### STATED TASK
Print the listing below in its entirety, character for character.

------------------------------------------------

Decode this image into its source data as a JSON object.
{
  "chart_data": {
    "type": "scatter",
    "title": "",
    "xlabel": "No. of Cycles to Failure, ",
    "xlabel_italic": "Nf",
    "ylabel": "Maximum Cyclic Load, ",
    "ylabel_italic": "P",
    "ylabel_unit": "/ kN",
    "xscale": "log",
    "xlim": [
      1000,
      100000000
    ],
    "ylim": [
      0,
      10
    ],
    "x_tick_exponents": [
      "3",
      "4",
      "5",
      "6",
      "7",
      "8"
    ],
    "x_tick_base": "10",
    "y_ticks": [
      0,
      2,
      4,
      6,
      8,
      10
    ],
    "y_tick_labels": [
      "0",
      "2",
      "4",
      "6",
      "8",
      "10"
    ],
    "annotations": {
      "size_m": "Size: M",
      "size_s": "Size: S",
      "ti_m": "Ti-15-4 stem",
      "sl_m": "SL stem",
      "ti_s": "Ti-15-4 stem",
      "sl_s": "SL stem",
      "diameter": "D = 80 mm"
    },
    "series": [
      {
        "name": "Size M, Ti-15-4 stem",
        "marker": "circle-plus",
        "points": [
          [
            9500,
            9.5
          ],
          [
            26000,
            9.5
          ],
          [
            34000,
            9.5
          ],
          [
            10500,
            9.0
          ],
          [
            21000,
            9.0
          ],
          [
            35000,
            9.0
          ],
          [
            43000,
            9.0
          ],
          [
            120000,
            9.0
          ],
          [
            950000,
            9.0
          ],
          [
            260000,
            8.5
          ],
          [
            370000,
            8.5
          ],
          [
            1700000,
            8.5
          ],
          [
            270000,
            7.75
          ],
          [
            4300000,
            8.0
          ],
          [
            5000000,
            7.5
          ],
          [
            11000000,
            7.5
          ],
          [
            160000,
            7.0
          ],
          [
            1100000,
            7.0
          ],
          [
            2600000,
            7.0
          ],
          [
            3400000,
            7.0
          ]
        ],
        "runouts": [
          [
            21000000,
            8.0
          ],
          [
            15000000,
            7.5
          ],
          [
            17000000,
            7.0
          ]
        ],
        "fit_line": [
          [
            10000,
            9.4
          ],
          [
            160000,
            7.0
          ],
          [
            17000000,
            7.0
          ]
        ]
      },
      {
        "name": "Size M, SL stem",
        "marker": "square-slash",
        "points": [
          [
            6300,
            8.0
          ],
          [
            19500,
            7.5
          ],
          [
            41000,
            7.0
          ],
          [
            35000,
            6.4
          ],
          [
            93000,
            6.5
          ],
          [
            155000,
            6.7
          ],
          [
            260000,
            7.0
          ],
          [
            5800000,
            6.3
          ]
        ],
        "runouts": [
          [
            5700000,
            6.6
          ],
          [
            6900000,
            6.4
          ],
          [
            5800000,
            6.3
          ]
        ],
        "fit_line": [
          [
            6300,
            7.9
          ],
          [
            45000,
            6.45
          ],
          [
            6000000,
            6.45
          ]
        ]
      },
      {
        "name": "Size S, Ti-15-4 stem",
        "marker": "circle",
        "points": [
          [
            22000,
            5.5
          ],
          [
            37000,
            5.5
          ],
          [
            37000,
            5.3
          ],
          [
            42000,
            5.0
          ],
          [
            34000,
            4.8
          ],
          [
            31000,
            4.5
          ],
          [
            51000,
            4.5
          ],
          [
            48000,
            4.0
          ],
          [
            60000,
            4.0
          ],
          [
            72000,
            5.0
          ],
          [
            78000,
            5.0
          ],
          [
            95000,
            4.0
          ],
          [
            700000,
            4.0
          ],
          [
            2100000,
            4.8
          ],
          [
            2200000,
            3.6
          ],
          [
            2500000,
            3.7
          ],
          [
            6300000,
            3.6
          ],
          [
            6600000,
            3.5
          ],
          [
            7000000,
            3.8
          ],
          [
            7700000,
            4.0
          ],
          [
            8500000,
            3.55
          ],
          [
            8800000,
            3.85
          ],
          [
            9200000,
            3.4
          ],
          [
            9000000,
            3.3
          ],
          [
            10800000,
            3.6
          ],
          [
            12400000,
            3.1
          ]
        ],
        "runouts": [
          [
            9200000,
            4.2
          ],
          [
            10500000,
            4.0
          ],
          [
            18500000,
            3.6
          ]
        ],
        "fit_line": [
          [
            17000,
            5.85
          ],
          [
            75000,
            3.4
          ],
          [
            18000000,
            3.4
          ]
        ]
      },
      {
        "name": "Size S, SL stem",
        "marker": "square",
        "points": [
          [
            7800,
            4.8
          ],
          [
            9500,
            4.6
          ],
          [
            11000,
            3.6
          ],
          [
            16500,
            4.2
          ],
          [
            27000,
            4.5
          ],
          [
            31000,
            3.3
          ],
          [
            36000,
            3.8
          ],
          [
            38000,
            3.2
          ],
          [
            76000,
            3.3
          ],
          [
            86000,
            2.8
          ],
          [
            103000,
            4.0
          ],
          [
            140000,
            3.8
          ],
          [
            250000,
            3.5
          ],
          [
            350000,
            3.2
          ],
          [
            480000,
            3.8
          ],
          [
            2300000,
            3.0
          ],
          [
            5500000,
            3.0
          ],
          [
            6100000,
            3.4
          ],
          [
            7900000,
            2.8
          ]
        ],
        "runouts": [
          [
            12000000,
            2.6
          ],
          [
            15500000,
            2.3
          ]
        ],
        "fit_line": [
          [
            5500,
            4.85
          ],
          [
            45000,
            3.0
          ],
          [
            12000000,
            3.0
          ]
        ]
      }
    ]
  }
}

------------------------------------------------

### COMPLETE ANSWER
Decode this image into its source data as a JSON object.
{
  "chart_data": {
    "type": "scatter",
    "title": "",
    "xlabel": "No. of Cycles to Failure, ",
    "xlabel_italic": "Nf",
    "ylabel": "Maximum Cyclic Load, ",
    "ylabel_italic": "P",
    "ylabel_unit": "/ kN",
    "xscale": "log",
    "xlim": [
      1000,
      100000000
    ],
    "ylim": [
      0,
      10
    ],
    "x_tick_exponents": [
      "3",
      "4",
      "5",
      "6",
      "7",
      "8"
    ],
    "x_tick_base": "10",
    "y_ticks": [
      0,
      2,
      4,
      6,
      8,
      10
    ],
    "y_tick_labels": [
      "0",
      "2",
      "4",
      "6",
      "8",
      "10"
    ],
    "annotations": {
      "size_m": "Size: M",
      "size_s": "Size: S",
      "ti_m": "Ti-15-4 stem",
      "sl_m": "SL stem",
      "ti_s": "Ti-15-4 stem",
      "sl_s": "SL stem",
      "diameter": "D = 80 mm"
    },
    "series": [
      {
        "name": "Size M, Ti-15-4 stem",
        "marker": "circle-plus",
        "points": [
          [
            9500,
            9.5
          ],
          [
            26000,
            9.5
          ],
          [
            34000,
            9.5
          ],
          [
            10500,
            9.0
          ],
          [
            21000,
            9.0
          ],
          [
            35000,
            9.0
          ],
          [
            43000,
            9.0
          ],
          [
            120000,
            9.0
          ],
          [
            950000,
            9.0
          ],
          [
            260000,
            8.5
          ],
          [
            370000,
            8.5
          ],
          [
            1700000,
            8.5
          ],
          [
            270000,
            7.75
          ],
          [
            4300000,
            8.0
          ],
          [
            5000000,
            7.5
          ],
          [
            11000000,
            7.5
          ],
          [
            160000,
            7.0
          ],
          [
            1100000,
            7.0
          ],
          [
            2600000,
            7.0
          ],
          [
            3400000,
            7.0
          ]
        ],
        "runouts": [
          [
            21000000,
            8.0
          ],
          [
            15000000,
            7.5
          ],
          [
            17000000,
            7.0
          ]
        ],
        "fit_line": [
          [
            10000,
            9.4
          ],
          [
            160000,
            7.0
          ],
          [
            17000000,
            7.0
          ]
        ]
      },
      {
        "name": "Size M, SL stem",
        "marker": "square-slash",
        "points": [
          [
            6300,
            8.0
          ],
          [
            19500,
            7.5
          ],
          [
            41000,
            7.0
          ],
          [
            35000,
            6.4
          ],
          [
            93000,
            6.5
          ],
          [
            155000,
            6.7
          ],
          [
            260000,
            7.0
          ],
          [
            5800000,
            6.3
          ]
        ],
        "runouts": [
          [
            5700000,
            6.6
          ],
          [
            6900000,
            6.4
          ],
          [
            5800000,
            6.3
          ]
        ],
        "fit_line": [
          [
            6300,
            7.9
          ],
          [
            45000,
            6.45
          ],
          [
            6000000,
            6.45
          ]
        ]
      },
      {
        "name": "Size S, Ti-15-4 stem",
        "marker": "circle",
        "points": [
          [
            22000,
            5.5
          ],
          [
            37000,
            5.5
          ],
          [
            37000,
            5.3
          ],
          [
            42000,
            5.0
          ],
          [
            34000,
            4.8
          ],
          [
            31000,
            4.5
          ],
          [
            51000,
            4.5
          ],
          [
            48000,
            4.0
          ],
          [
            60000,
            4.0
          ],
          [
            72000,
            5.0
          ],
          [
            78000,
            5.0
          ],
          [
            95000,
            4.0
          ],
          [
            700000,
            4.0
          ],
          [
            2100000,
            4.8
          ],
          [
            2200000,
            3.6
          ],
          [
            2500000,
            3.7
          ],
          [
            6300000,
            3.6
          ],
          [
            6600000,
            3.5
          ],
          [
            7000000,
            3.8
          ],
          [
            7700000,
            4.0
          ],
          [
            8500000,
            3.55
          ],
          [
            8800000,
            3.85
          ],
          [
            9200000,
            3.4
          ],
          [
            9000000,
            3.3
          ],
          [
            10800000,
            3.6
          ],
          [
            12400000,
            3.1
          ]
        ],
        "runouts": [
          [
            9200000,
            4.2
          ],
          [
            10500000,
            4.0
          ],
          [
            18500000,
            3.6
          ]
        ],
        "fit_line": [
          [
            17000,
            5.85
          ],
          [
            75000,
            3.4
          ],
          [
            18000000,
            3.4
          ]
        ]
      },
      {
        "name": "Size S, SL stem",
        "marker": "square",
        "points": [
          [
            7800,
            4.8
          ],
          [
            9500,
            4.6
          ],
          [
            11000,
            3.6
          ],
          [
            16500,
            4.2
          ],
          [
            27000,
            4.5
          ],
          [
            31000,
            3.3
          ],
          [
            36000,
            3.8
          ],
          [
            38000,
            3.2
          ],
          [
            76000,
            3.3
          ],
          [
            86000,
            2.8
          ],
          [
            103000,
            4.0
          ],
          [
            140000,
            3.8
          ],
          [
            250000,
            3.5
          ],
          [
            350000,
            3.2
          ],
          [
            480000,
            3.8
          ],
          [
            2300000,
            3.0
          ],
          [
            5500000,
            3.0
          ],
          [
            6100000,
            3.4
          ],
          [
            7900000,
            2.8
          ]
        ],
        "runouts": [
          [
            12000000,
            2.6
          ],
          [
            15500000,
            2.3
          ]
        ],
        "fit_line": [
          [
            5500,
            4.85
          ],
          [
            45000,
            3.0
          ],
          [
            12000000,
            3.0
          ]
        ]
      }
    ]
  }
}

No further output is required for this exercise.